**EXERCISE**
Find out how many lines of the material contain the string "TurboSmooth" and give only that figure.

--- START OF SUPPLIED MATERIAL ---

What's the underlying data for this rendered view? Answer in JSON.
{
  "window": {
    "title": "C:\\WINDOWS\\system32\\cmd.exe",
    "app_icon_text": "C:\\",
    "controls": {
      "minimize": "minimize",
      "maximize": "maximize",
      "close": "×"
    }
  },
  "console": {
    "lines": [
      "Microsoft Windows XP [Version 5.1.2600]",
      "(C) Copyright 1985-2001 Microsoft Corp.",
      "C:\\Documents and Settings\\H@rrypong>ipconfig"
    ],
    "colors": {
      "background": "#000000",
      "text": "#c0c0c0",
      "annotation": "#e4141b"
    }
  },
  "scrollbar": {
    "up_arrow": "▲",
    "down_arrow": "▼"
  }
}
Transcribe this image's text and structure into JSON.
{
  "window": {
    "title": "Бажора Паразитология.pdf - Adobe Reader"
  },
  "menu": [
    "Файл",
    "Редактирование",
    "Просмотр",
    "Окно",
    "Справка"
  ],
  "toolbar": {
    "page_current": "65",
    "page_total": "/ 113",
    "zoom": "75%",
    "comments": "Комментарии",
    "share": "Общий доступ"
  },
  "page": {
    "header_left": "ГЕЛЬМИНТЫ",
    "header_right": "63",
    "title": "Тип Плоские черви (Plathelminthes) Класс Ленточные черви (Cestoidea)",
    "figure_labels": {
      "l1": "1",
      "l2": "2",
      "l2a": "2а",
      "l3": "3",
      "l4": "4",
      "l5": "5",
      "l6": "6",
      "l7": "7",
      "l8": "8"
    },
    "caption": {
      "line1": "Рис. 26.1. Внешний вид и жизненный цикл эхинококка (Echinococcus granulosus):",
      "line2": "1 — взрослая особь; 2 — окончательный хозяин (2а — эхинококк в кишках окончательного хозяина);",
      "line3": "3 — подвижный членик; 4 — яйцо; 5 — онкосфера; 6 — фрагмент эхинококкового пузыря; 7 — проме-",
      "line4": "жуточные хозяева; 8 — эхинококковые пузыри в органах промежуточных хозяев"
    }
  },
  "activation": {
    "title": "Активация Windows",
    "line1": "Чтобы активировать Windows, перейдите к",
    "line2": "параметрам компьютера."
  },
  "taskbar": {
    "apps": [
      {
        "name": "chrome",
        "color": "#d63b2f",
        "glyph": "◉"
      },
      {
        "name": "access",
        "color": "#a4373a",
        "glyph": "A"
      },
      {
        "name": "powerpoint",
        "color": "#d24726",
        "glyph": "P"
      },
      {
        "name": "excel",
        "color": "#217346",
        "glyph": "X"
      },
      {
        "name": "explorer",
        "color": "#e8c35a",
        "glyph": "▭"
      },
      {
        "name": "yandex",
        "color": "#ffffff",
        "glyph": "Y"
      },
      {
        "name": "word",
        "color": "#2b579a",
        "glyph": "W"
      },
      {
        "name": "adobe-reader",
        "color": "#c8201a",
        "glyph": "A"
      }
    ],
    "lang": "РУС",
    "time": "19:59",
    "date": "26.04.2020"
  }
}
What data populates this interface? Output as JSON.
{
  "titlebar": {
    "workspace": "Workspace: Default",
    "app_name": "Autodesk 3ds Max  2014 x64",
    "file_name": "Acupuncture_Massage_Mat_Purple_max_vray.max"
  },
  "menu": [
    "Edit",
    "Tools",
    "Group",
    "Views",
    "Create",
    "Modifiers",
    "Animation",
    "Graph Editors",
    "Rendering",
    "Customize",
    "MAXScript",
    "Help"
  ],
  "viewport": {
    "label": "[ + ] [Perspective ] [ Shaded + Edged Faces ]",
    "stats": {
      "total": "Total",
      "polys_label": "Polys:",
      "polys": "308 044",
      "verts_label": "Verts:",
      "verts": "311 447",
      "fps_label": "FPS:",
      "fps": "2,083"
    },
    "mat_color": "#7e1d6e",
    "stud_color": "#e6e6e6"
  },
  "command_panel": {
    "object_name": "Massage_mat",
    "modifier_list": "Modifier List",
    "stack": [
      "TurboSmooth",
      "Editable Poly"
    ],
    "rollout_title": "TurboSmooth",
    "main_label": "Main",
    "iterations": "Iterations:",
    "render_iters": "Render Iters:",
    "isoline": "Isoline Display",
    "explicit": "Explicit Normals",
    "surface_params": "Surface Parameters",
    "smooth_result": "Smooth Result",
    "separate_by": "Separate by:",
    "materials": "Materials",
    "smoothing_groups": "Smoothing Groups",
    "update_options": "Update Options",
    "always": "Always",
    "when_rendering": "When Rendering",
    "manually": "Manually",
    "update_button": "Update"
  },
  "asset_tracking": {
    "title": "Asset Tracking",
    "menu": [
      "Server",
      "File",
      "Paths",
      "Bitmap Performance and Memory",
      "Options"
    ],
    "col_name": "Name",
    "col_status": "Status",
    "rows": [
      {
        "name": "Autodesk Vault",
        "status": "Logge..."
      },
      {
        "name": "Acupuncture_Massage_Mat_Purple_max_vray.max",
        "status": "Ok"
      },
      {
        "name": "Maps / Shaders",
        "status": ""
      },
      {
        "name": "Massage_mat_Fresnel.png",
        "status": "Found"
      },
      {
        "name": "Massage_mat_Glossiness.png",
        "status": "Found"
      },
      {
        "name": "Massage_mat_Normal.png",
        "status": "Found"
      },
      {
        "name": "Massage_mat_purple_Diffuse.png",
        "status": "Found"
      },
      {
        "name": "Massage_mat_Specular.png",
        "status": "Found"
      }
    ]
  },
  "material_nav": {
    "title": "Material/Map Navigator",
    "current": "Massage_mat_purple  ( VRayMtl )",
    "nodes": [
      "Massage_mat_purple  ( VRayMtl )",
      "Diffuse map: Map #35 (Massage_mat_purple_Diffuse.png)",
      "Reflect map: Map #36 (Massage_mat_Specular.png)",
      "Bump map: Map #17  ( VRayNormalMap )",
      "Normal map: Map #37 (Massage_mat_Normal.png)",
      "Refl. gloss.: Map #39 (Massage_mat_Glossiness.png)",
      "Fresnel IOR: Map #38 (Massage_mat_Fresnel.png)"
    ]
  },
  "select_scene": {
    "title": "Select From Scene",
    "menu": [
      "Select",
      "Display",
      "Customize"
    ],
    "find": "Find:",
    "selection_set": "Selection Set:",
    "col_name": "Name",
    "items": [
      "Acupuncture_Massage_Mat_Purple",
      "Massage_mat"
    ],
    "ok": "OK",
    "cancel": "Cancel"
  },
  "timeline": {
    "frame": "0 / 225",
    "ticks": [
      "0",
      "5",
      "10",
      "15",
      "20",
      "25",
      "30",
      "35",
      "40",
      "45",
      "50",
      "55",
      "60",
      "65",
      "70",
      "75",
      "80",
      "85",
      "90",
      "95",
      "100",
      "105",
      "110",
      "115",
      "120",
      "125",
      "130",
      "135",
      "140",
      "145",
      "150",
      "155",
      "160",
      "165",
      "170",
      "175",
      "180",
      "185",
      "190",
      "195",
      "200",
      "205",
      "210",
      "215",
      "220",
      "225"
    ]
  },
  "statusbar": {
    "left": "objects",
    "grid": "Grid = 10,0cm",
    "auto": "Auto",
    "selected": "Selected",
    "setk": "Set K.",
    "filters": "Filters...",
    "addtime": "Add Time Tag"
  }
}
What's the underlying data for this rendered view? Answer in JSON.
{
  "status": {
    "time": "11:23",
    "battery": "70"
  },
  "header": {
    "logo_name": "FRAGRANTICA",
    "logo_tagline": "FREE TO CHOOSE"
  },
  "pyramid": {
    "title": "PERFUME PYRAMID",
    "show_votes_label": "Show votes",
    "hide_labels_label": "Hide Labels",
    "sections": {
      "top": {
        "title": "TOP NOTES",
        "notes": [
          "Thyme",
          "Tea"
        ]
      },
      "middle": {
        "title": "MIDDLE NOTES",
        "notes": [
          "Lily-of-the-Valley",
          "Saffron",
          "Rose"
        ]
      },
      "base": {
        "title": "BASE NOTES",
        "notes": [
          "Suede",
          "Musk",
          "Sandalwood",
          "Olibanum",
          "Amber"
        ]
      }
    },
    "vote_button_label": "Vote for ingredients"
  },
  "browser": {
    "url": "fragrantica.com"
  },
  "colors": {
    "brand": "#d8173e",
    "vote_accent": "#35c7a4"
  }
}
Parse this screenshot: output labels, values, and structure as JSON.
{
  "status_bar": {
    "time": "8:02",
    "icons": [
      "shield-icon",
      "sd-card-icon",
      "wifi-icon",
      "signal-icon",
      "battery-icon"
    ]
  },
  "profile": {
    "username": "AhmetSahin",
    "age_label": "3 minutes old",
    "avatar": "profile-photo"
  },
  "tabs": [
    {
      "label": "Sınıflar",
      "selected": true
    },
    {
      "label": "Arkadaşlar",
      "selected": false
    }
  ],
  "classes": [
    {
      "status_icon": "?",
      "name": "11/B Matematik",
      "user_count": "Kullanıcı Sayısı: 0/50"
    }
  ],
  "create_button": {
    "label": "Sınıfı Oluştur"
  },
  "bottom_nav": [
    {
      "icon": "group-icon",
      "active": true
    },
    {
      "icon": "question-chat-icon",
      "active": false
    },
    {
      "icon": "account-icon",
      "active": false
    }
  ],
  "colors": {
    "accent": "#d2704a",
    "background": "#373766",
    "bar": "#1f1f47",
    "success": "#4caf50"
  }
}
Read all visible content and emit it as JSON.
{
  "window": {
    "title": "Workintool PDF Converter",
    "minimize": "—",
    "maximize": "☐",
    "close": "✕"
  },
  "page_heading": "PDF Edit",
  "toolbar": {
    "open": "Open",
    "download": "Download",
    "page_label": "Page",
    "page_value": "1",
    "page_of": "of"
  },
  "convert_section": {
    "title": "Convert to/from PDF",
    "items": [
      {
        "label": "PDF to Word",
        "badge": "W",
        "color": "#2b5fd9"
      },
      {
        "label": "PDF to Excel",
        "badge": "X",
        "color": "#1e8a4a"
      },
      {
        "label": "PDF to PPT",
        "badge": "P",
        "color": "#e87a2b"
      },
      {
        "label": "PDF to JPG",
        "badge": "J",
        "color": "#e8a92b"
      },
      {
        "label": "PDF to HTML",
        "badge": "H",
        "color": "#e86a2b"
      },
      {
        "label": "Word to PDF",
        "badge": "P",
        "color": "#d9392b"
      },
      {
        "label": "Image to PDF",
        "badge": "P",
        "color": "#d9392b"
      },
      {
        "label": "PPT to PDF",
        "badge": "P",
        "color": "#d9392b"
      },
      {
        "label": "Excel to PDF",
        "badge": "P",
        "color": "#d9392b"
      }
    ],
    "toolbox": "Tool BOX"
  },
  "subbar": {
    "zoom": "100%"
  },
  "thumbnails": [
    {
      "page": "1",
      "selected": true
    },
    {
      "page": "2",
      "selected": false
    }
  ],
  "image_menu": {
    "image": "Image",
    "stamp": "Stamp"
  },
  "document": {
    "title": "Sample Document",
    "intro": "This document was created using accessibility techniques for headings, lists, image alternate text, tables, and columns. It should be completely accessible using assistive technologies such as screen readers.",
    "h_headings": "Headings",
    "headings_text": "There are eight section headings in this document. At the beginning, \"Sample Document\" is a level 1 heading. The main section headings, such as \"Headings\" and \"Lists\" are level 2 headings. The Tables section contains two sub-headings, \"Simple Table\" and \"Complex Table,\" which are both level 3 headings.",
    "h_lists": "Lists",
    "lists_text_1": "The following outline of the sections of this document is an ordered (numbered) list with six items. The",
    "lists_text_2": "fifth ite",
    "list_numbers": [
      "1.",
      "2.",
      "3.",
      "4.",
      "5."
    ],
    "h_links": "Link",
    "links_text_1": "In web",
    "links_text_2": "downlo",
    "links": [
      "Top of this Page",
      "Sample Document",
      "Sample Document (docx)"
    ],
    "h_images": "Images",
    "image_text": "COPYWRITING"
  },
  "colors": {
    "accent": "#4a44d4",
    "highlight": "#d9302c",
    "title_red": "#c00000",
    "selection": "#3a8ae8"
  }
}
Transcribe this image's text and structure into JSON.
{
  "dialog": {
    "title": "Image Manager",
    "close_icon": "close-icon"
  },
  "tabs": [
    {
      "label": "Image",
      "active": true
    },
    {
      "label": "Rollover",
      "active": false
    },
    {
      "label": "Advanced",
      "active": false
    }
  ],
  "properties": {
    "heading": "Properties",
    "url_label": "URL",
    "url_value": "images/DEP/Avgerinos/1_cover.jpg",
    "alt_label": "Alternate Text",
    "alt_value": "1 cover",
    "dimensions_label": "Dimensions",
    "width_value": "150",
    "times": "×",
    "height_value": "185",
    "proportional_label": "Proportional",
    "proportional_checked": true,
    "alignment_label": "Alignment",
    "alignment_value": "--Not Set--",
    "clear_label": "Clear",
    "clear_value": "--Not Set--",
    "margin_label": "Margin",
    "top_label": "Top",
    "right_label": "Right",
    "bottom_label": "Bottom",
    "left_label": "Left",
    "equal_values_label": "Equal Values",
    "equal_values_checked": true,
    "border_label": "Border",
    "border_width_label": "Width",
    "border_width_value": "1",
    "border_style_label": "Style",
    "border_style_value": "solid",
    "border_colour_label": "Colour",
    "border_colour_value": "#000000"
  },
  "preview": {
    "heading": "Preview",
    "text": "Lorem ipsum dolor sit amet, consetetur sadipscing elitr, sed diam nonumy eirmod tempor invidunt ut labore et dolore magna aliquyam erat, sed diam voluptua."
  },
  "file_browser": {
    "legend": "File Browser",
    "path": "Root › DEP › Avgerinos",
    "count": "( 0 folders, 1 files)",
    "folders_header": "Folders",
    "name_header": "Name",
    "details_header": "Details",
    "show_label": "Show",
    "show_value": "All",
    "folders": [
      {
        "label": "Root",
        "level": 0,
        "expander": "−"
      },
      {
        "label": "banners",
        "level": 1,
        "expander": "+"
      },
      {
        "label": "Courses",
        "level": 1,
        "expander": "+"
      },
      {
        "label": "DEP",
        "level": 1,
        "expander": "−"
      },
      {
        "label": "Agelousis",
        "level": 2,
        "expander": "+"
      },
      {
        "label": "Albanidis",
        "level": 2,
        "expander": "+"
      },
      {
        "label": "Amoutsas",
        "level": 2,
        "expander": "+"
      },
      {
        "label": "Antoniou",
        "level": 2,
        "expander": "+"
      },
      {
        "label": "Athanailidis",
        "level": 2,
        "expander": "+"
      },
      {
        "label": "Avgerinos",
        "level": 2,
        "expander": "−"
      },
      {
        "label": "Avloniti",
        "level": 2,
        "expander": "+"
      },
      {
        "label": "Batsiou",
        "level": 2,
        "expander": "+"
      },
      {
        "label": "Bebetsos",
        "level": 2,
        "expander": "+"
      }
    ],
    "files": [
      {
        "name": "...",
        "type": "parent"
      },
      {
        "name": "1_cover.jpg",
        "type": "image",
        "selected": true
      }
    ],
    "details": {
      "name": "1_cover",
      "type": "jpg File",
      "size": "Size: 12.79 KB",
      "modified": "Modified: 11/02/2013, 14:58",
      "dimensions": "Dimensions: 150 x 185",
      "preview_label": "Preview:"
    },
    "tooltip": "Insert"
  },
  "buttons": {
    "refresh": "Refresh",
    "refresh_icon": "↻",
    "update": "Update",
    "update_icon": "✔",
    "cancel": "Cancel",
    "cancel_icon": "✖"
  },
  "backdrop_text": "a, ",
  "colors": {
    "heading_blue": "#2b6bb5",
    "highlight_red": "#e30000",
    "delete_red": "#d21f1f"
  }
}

--- END OF SUPPLIED MATERIAL ---

**SOLUTION FOR THIS EXERCISE**
2